**PROBLEM DETAILS:**
Look through the listing below and report how many lines contain "учнів", as a bare number.

**EXTRACTED ENTRIES:**
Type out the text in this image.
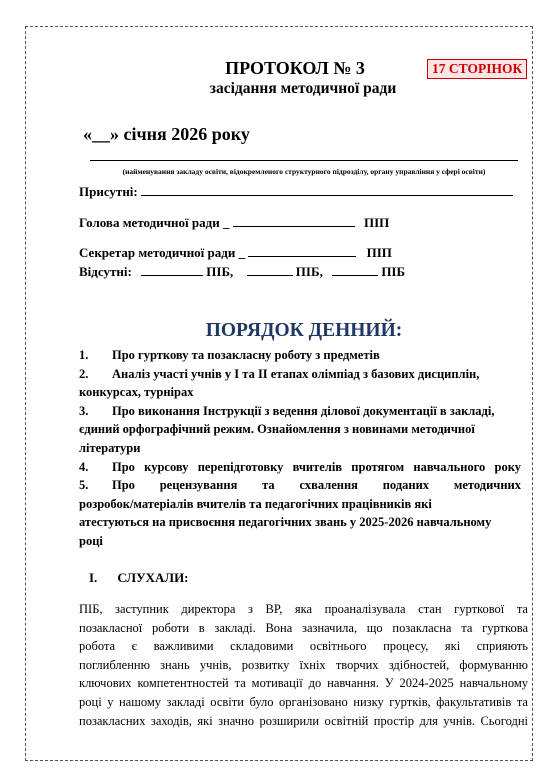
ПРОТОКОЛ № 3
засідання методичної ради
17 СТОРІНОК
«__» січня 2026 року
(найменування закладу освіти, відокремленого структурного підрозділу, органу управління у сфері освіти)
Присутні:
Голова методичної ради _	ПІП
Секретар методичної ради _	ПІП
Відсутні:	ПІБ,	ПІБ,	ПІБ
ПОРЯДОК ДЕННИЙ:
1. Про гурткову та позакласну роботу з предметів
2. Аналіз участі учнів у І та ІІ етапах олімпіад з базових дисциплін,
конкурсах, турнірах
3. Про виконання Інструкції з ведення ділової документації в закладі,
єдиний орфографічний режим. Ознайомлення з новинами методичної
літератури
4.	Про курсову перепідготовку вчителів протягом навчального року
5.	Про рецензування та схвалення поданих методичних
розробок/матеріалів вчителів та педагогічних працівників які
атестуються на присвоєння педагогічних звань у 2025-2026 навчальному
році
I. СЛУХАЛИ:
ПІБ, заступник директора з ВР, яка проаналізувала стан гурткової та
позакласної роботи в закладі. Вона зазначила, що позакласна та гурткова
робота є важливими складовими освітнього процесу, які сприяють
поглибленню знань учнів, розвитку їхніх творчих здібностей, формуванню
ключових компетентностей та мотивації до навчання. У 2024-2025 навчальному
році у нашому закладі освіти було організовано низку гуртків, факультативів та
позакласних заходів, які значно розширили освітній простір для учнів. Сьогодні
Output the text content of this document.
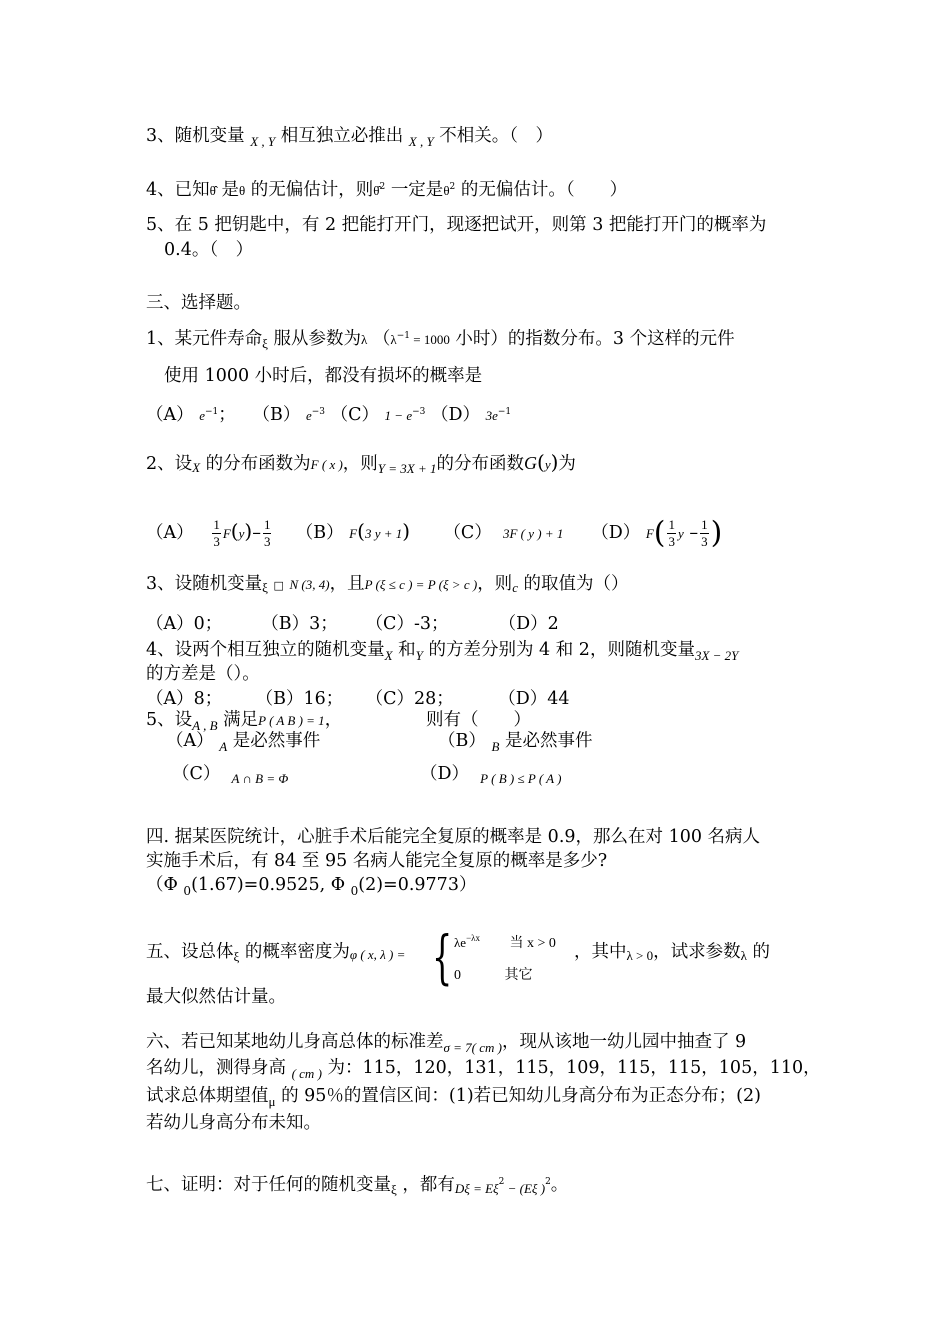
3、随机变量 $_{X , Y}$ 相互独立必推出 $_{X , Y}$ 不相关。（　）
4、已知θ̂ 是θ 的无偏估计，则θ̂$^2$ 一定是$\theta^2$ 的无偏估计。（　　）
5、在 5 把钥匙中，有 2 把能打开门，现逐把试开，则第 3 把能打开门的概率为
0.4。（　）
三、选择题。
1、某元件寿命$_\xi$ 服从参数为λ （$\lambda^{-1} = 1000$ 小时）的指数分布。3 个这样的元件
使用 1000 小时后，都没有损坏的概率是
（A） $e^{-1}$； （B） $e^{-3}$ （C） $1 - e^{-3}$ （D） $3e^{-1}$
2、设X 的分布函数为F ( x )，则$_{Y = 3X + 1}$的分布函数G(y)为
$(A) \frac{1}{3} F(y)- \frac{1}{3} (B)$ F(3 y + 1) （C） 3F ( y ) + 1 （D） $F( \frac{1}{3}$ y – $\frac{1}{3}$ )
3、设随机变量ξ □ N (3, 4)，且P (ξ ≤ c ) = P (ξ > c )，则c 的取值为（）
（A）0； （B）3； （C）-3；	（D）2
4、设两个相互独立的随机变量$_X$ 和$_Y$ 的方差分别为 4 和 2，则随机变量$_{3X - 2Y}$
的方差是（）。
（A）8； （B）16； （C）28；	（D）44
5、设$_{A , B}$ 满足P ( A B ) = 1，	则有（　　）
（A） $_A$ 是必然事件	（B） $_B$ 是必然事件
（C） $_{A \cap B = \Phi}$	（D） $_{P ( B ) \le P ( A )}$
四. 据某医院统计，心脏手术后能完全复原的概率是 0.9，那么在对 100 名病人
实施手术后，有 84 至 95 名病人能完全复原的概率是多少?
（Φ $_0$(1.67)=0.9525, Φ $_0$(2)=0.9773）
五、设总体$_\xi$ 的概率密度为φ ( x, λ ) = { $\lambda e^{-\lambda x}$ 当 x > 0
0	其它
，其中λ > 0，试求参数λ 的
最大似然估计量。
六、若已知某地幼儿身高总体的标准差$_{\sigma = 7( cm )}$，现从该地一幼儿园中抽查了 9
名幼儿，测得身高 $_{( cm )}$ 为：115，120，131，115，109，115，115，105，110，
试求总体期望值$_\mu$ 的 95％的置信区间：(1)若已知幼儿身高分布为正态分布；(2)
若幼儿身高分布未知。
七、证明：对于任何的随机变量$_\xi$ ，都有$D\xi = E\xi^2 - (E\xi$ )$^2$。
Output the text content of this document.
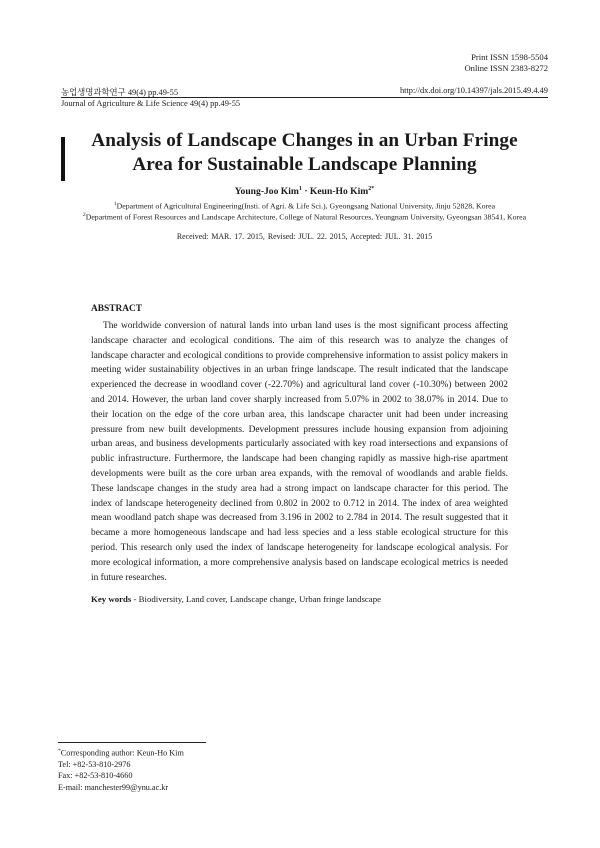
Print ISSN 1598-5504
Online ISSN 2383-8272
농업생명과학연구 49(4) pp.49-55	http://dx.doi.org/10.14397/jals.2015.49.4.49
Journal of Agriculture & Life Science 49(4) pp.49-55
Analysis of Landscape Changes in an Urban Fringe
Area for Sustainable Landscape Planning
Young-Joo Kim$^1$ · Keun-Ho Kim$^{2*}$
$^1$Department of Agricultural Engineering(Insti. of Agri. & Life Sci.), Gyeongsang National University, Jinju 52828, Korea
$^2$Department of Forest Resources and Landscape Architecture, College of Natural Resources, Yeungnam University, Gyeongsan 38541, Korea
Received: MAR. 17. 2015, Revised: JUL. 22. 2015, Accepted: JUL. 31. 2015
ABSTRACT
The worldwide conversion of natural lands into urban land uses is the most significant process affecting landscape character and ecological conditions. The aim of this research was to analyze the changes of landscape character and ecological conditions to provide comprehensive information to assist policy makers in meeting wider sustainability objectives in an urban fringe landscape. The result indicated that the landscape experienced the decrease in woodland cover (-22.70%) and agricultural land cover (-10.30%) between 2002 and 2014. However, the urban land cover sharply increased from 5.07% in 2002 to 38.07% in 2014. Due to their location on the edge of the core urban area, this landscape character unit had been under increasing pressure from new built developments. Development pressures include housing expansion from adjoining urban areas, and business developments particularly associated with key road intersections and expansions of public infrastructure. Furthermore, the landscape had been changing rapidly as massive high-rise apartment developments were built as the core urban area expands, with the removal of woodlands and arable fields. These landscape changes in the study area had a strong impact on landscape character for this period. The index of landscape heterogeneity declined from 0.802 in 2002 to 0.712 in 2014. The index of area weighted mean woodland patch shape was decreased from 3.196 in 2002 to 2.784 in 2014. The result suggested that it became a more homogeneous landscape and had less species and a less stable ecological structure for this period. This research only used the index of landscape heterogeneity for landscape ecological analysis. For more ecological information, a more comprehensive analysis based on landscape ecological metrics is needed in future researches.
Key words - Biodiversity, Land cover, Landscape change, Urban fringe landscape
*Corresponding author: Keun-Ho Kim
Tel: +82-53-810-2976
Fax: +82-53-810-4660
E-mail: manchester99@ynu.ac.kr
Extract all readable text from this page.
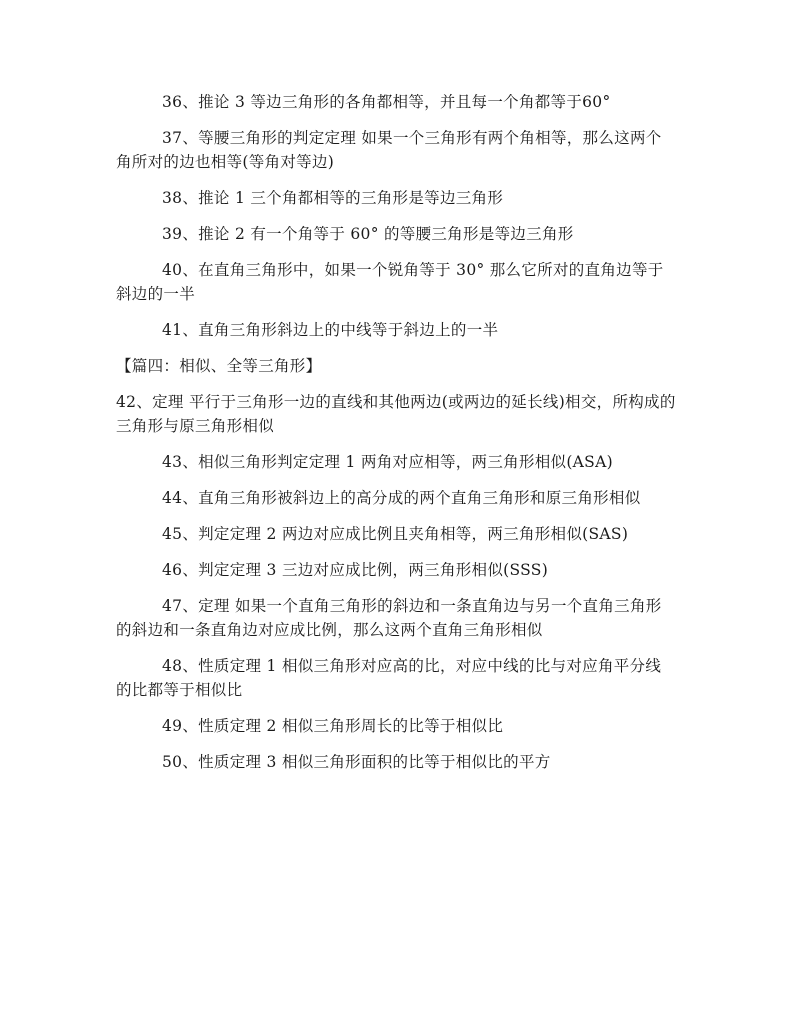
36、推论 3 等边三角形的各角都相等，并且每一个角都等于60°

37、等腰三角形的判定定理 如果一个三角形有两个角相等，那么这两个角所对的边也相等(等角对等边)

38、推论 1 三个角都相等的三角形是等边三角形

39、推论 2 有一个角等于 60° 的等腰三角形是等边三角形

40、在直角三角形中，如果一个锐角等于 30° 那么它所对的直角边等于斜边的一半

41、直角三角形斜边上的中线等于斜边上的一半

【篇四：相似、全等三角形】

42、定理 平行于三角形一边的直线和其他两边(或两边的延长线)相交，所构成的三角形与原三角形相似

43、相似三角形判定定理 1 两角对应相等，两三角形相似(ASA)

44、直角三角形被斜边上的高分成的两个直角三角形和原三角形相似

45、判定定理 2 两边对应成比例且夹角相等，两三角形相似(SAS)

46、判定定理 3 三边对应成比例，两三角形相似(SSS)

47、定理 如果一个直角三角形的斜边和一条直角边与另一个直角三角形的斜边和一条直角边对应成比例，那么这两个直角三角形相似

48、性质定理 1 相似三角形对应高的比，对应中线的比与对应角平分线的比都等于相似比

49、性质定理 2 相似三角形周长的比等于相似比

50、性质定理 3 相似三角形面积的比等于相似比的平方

**SOLUTION FOR THIS TASK:**
3